### Texte fourni
+ + + + + + +

Nous avons parcouru quelques pages des saints Évangiles pour contempler Jésus dans ses relations avec les hommes et pour apprendre, étant nous-mêmes le Christ, à le porter à nos frères. Appliquons cette leçon à notre vie ordinaire, à la vie de chacun d’entre nous. Car la vie courante et ordinaire, celle que vit un homme parmi les autres citoyens, ses égaux, n’est pas une petite chose sans relief. C’est précisément à travers les circonstances de cette vie que le Seigneur veut que l’immense majorité de ses enfants se sanctifie.

Il importe de répéter sans cesse que Jésus ne s’est pas adressé à un groupe de privilégiés mais qu’il est venu nous révéler l’amour universel de Dieu. Tous les hommes sont aimés de Dieu et il attend de tous leur amour. De tous, quels que soient leurs conditions personnelles, leur position sociale, leur profession ou leur métier. La vie courante et ordinaire n’est pas chose de peu de valeur : tous les chemins de la terre peuvent être l’occasion d’une rencontre avec le Christ, et il nous invite à nous identifier à lui pour accomplir — à l’endroit où nous sommes — sa mission divine.

Dieu nous appelle à travers les incidents de la vie de chaque jour, à travers la souffrance et la joie des personnes avec lesquelles nous vivons, à travers les aspirations humaines de nos compagnons, à travers les petits riens de la vie familiale. Dieu nous appelle également à travers les grands problèmes, les conflits et les tâches qui marquent chaque époque historique et suscitent l’effort et l’espoir d’une grande partie de l’humanité.

+ + + + + + +

### Données enregistrées
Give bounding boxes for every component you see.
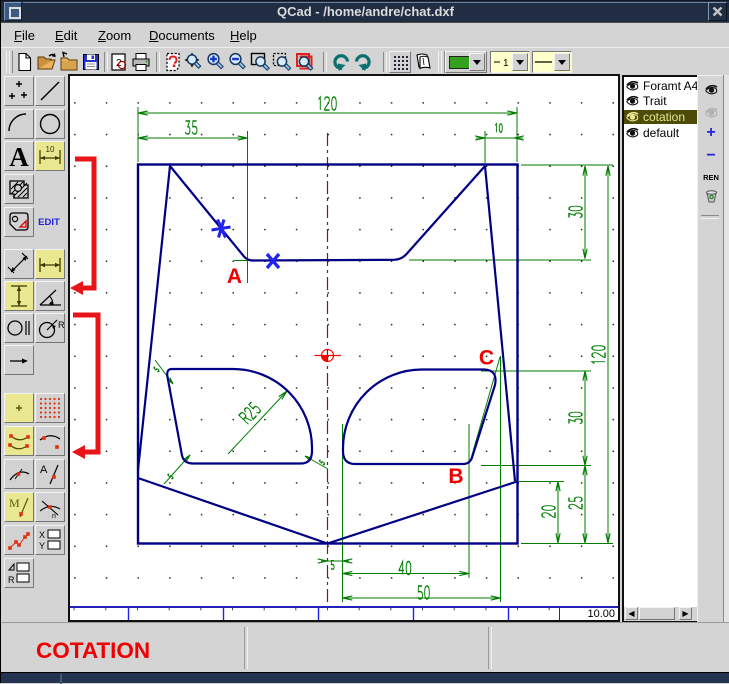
svg-text:10: 10 (46, 145, 55, 154)
svg-text:X: X (39, 530, 45, 540)
svg-text:M: M (9, 496, 20, 510)
svg-text:C: C (479, 347, 494, 370)
svg-text:A: A (9, 142, 29, 170)
svg-text:R: R (58, 320, 64, 330)
svg-text:EDIT: EDIT (38, 217, 60, 228)
svg-text:B: B (448, 465, 463, 488)
svg-text:n: n (52, 513, 56, 520)
svg-text:1: 1 (503, 58, 509, 69)
svg-text:A: A (227, 265, 242, 288)
svg-text:R: R (8, 575, 15, 585)
svg-text:Y: Y (39, 541, 45, 551)
svg-text:A: A (40, 464, 48, 476)
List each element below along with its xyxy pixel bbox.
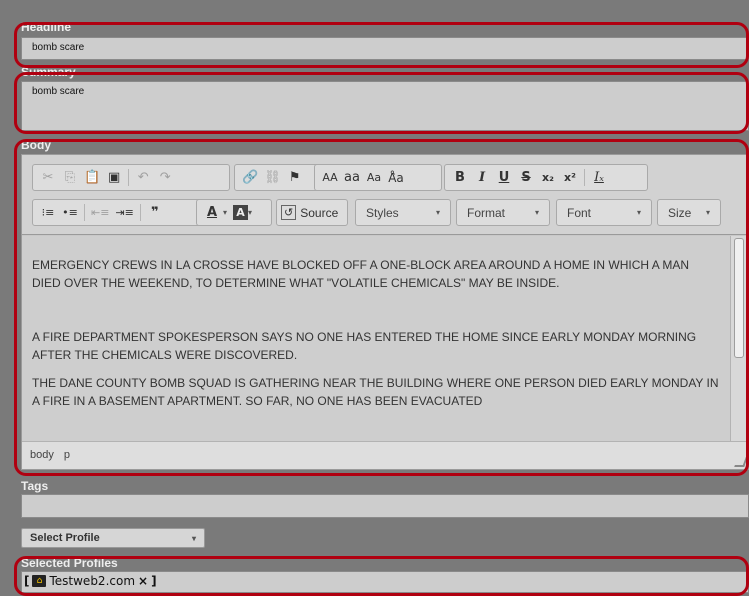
chevron-down-icon: ▾ xyxy=(435,208,440,217)
profile-tag: [ ⌂ Testweb2.com × ] xyxy=(24,574,157,588)
profile-name: Testweb2.com xyxy=(49,574,136,588)
bold-icon[interactable]: B xyxy=(449,167,471,188)
headline-input[interactable]: bomb scare xyxy=(21,37,749,60)
summary-label: Summary xyxy=(21,65,76,79)
toolbar-separator xyxy=(128,169,130,186)
outdent-icon[interactable]: ⇤≡ xyxy=(88,202,112,223)
path-item-body[interactable]: body xyxy=(30,449,54,461)
selected-profiles-box: [ ⌂ Testweb2.com × ] xyxy=(21,571,749,593)
redo-icon[interactable]: ↷ xyxy=(154,167,176,188)
underline-icon[interactable]: U xyxy=(493,167,515,188)
copy-icon[interactable]: ⎘ xyxy=(59,167,81,188)
text-color-icon[interactable]: A xyxy=(201,202,223,223)
anchor-flag-icon[interactable]: ⚑ xyxy=(284,167,306,188)
select-profile-label: Select Profile xyxy=(30,532,100,544)
subscript-icon[interactable]: x₂ xyxy=(537,167,559,188)
body-editor: ✂ ⎘ 📋 ▣ ↶ ↷ 🔗 ⛓ ⚑ AA aa Aa Å̂a B I U S x… xyxy=(21,154,749,470)
element-path-bar: body p xyxy=(22,441,748,469)
toolbar-separator xyxy=(84,204,85,221)
text-case-group: AA aa Aa Å̂a xyxy=(314,164,442,191)
color-group: A ▾ A ▾ xyxy=(196,199,272,226)
home-icon: ⌂ xyxy=(32,575,47,587)
superscript-icon[interactable]: x² xyxy=(559,167,581,188)
cut-icon[interactable]: ✂ xyxy=(37,167,59,188)
source-button[interactable]: ↺ Source xyxy=(276,199,348,226)
italic-icon[interactable]: I xyxy=(471,167,493,188)
source-icon: ↺ xyxy=(281,205,297,220)
indent-icon[interactable]: ⇥≡ xyxy=(112,202,136,223)
format-dropdown[interactable]: Format ▾ xyxy=(456,199,550,226)
blockquote-icon[interactable]: ❞ xyxy=(144,202,166,223)
body-paragraph: A FIRE DEPARTMENT SPOKESPERSON SAYS NO O… xyxy=(32,330,697,362)
lowercase-icon[interactable]: aa xyxy=(341,167,363,188)
uppercase-icon[interactable]: AA xyxy=(319,167,341,188)
body-paragraph: EMERGENCY CREWS IN LA CROSSE HAVE BLOCKE… xyxy=(32,258,690,290)
editor-content-area[interactable]: EMERGENCY CREWS IN LA CROSSE HAVE BLOCKE… xyxy=(22,236,730,442)
font-label: Font xyxy=(567,205,592,220)
chevron-down-icon[interactable]: ▾ xyxy=(223,208,227,217)
chevron-down-icon: ▾ xyxy=(191,533,196,543)
styles-dropdown[interactable]: Styles ▾ xyxy=(355,199,451,226)
body-label: Body xyxy=(21,138,51,152)
tags-label: Tags xyxy=(21,479,49,493)
size-label: Size xyxy=(668,205,692,220)
paste-text-icon[interactable]: ▣ xyxy=(103,167,125,188)
strikethrough-icon[interactable]: S xyxy=(515,167,537,188)
selected-profiles-label: Selected Profiles xyxy=(21,556,118,570)
remove-format-icon[interactable]: Iₓ xyxy=(588,167,610,188)
toolbar-separator xyxy=(139,204,141,221)
chevron-down-icon[interactable]: ▾ xyxy=(248,208,252,217)
remove-profile-icon[interactable]: × xyxy=(138,574,148,588)
styles-label: Styles xyxy=(366,205,399,220)
chevron-down-icon: ▾ xyxy=(636,208,641,217)
editor-toolbar: ✂ ⎘ 📋 ▣ ↶ ↷ 🔗 ⛓ ⚑ AA aa Aa Å̂a B I U S x… xyxy=(22,155,748,235)
font-dropdown[interactable]: Font ▾ xyxy=(556,199,652,226)
bulleted-list-icon[interactable]: •≡ xyxy=(59,202,81,223)
numbered-list-icon[interactable]: ⁝≡ xyxy=(37,202,59,223)
chevron-down-icon: ▾ xyxy=(705,208,710,217)
titlecase-icon[interactable]: Aa xyxy=(363,167,385,188)
undo-icon[interactable]: ↶ xyxy=(132,167,154,188)
paste-icon[interactable]: 📋 xyxy=(81,167,103,188)
list-group: ⁝≡ •≡ ⇤≡ ⇥≡ ❞ xyxy=(32,199,212,226)
link-icon[interactable]: 🔗 xyxy=(239,167,261,188)
tags-input[interactable] xyxy=(21,494,749,518)
editor-scrollbar[interactable] xyxy=(730,236,748,442)
toggle-case-icon[interactable]: Å̂a xyxy=(385,167,407,188)
clipboard-group: ✂ ⎘ 📋 ▣ ↶ ↷ xyxy=(32,164,230,191)
background-color-icon[interactable]: A xyxy=(233,205,249,220)
format-label: Format xyxy=(467,205,506,220)
headline-label: Headline xyxy=(21,20,72,34)
scrollbar-thumb[interactable] xyxy=(734,238,744,358)
summary-textarea[interactable]: bomb scare xyxy=(21,81,749,131)
source-label: Source xyxy=(300,205,339,220)
unlink-icon[interactable]: ⛓ xyxy=(261,167,284,188)
select-profile-dropdown[interactable]: Select Profile ▾ xyxy=(21,528,205,548)
body-paragraph: THE DANE COUNTY BOMB SQUAD IS GATHERING … xyxy=(32,376,719,408)
size-dropdown[interactable]: Size ▾ xyxy=(657,199,721,226)
chevron-down-icon: ▾ xyxy=(534,208,539,217)
toolbar-separator xyxy=(584,169,585,186)
basic-format-group: B I U S x₂ x² Iₓ xyxy=(444,164,648,191)
path-item-p[interactable]: p xyxy=(64,449,70,461)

+ + + + + + +

### Consignes
**a)** Selon le texte sur la vie ordinaire, qu'est-ce que Jésus est venu nous révéler ?
**b)** Reprenez le texte sur la vie ordinaire là où il s'arrête et poursuivez-le.

### Réponses par consigne
**a)** L'amour universel de Dieu.

**b)**
On comprend fort bien l’impatience, l’angoisse, les désirs inquiets de ceux dont l’âme naturellement chrétienne ne peut se résigner à l’injustice personnelle et sociale dont le cœur humain est capable. Tant de siècles de coexistence entre les hommes et tant de haine encore, tant de destruction, tant de fanatisme, accumulés dans le regard de ceux qui ne veulent point voir et dans le cœur de ceux qui ne veulent point aimer.

Les biens de la terre répartis entre quelques-uns ; les biens de la culture enfermés dans les cénacles. Et au-dehors la faim de pain et de savoir, et les vies humaines, pourtant saintes, puisque venant de Dieu, traitées comme de simples choses, comme des éléments d’un calcul statistique. Je comprends et je partage cette impatience qui me fait lever les yeux vers le Christ, ce Christ qui nous invite sans cesse à mettre en pratique ce commandement nouveau de l’amour.

Toutes les situations auxquelles nous sommes confrontés au cours de notre vie sont autant de messages divins, qui nous demandent une réponse d’amour, un don de nous-mêmes aux autres. Quand le Fils de l’homme viendra dans sa gloire, escorté de tous les anges, alors il prendra place sur son trône de gloire. Devant lui seront rassemblées toutes les nations, et il séparera les gens les uns des autres, tout comme le berger sépare les brebis des boucs. Il placera les brebis à sa droite et les boucs à sa gauche.

Alors le Roi dira à ceux de droite : “Venez, les bénis de mon Père, recevez en héritage le Royaume qui vous a été préparé depuis la fondation du monde. Car j’ai eu faim et vous m’avez donné à manger, j’ai eu soif et vous m’avez donné à boire, j’étais un étranger et vous m’avez accueilli, nu et vous m’avez vêtu, malade et vous m’avez visité, prisonnier et vous êtes venu me voir.” Alors les justes lui répondront,— “Seigneur, quand nous est-il arrivé de te voir affamé et de te nourrir, assoiffé et de te désaltérer, étranger et de t’accueillir, nu et de te vêtir, malade ou en prison et de venir à toi ?” Le Roi leur fera cette réponse : “En vérité je vous le dis, dans la mesure où vous l’avez fait à l’un de ces plus petits de mes frères, c’est à moi que vous l’avez fait.”.

Il faut reconnaître dans nos frères les hommes le Christ, qui vient à notre rencontre. Nulle vie humaine ne peut être considérée isolément : elle s’entrelace aux autres vies. Nul n’est un vers détaché ; nous faisons tous partie d’un même poème divin que Dieu écrit avec le concours de notre liberté.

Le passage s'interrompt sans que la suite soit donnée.